Task instructions: Within the data that follows, how many lines carry the string "true"? Give the number alone.

— START —

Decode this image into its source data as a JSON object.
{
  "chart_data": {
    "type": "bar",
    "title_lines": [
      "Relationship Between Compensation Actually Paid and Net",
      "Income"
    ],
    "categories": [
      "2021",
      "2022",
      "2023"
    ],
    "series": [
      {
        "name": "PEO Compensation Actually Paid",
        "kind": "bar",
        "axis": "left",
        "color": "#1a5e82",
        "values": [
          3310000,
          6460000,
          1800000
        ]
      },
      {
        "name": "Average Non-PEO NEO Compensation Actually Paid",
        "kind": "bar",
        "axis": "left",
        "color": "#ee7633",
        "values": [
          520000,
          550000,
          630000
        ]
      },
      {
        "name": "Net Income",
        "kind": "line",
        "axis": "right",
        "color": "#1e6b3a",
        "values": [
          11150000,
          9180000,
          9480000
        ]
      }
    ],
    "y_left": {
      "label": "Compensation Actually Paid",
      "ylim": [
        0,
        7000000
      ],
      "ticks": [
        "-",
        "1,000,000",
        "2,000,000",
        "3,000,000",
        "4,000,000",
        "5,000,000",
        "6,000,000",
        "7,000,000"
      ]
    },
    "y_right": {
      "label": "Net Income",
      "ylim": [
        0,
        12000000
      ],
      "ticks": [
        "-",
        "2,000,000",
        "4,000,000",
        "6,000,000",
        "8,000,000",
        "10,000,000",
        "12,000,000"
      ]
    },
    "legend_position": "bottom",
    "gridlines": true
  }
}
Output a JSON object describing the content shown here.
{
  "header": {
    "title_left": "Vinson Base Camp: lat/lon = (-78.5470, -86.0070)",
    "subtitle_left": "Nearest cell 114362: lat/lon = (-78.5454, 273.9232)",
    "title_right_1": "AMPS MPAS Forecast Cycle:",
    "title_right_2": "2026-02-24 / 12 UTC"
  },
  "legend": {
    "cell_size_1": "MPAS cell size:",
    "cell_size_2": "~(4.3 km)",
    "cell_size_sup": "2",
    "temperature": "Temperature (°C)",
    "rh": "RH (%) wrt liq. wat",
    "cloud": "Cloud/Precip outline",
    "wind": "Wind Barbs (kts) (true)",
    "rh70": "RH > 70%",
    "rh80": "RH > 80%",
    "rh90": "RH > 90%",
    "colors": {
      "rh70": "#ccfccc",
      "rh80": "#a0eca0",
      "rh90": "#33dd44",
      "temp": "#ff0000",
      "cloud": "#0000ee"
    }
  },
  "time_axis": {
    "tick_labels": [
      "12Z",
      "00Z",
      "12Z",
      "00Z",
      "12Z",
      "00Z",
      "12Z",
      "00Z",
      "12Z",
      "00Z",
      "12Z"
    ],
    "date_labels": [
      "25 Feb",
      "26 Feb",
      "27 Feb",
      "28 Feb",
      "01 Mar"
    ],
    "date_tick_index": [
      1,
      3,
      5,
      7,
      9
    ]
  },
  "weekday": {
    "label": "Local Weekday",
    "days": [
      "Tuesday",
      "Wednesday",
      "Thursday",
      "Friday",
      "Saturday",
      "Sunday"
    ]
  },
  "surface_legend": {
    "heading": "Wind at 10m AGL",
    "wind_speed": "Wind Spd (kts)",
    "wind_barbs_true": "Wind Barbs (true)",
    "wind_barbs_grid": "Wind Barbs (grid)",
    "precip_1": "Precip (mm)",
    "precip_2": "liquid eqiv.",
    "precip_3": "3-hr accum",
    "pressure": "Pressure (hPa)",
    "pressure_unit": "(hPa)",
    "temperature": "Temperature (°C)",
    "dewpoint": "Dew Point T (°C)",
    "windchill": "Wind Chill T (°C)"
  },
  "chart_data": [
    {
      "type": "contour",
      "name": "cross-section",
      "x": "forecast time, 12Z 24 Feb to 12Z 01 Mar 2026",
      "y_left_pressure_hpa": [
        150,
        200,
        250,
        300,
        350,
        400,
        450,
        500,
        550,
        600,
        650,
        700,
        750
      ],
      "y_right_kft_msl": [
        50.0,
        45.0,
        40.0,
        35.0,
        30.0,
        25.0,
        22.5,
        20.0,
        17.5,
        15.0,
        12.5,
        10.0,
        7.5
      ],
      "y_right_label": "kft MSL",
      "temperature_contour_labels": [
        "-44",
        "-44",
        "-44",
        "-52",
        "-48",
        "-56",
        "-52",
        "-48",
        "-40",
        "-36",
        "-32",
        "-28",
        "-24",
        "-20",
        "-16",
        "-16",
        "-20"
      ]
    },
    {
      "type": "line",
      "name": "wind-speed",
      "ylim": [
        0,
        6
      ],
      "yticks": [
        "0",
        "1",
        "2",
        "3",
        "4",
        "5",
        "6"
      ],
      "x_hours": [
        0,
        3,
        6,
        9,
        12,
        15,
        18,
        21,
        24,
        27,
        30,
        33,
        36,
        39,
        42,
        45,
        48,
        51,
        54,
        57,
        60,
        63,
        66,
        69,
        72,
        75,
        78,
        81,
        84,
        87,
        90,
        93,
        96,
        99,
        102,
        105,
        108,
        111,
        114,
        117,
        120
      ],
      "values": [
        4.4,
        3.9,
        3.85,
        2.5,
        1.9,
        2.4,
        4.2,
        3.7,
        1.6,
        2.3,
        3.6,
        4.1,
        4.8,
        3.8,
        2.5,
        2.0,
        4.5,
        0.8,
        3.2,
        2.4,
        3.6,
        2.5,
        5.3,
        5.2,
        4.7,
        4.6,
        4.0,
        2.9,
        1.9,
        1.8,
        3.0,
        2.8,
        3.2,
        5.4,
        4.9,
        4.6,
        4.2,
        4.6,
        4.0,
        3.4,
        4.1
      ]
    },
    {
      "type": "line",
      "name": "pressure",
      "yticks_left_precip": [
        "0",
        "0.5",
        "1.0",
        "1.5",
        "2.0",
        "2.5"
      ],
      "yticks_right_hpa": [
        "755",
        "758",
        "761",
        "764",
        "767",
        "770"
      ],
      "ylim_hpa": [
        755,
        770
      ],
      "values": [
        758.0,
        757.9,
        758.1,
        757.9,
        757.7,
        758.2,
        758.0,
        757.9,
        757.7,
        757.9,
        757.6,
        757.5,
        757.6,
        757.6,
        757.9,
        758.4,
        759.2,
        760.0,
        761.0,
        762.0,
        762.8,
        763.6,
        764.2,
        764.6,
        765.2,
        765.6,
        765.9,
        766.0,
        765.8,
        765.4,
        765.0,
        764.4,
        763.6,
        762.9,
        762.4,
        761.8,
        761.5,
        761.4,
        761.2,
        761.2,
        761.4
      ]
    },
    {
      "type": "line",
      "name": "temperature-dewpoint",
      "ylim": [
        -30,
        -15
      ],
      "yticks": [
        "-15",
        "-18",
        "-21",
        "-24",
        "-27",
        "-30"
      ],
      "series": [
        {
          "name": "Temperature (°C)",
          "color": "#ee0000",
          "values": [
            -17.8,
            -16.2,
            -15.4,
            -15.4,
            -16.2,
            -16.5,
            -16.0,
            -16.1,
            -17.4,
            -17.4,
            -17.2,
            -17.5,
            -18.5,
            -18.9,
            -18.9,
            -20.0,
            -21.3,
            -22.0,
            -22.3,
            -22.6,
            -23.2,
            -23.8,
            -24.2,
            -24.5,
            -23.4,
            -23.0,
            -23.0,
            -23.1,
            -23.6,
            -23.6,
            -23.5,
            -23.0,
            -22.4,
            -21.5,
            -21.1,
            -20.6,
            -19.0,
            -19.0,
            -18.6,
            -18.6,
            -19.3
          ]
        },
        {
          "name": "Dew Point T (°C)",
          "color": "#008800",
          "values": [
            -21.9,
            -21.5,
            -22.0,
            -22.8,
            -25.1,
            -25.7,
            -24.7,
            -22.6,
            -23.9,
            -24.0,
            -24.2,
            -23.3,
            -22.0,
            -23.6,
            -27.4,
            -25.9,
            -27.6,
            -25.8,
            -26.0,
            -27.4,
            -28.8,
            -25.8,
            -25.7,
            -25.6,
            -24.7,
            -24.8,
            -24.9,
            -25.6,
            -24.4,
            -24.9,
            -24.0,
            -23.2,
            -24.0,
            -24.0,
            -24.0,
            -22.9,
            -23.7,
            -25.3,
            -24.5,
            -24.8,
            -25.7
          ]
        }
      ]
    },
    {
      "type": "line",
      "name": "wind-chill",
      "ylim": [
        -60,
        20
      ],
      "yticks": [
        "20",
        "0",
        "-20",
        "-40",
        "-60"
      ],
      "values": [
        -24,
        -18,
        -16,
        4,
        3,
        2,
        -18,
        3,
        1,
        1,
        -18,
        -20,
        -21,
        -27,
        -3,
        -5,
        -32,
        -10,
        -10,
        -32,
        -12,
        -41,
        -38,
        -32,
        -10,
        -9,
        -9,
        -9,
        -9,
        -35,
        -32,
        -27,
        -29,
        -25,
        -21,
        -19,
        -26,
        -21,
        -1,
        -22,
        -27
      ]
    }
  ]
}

— END —

Task solution: 3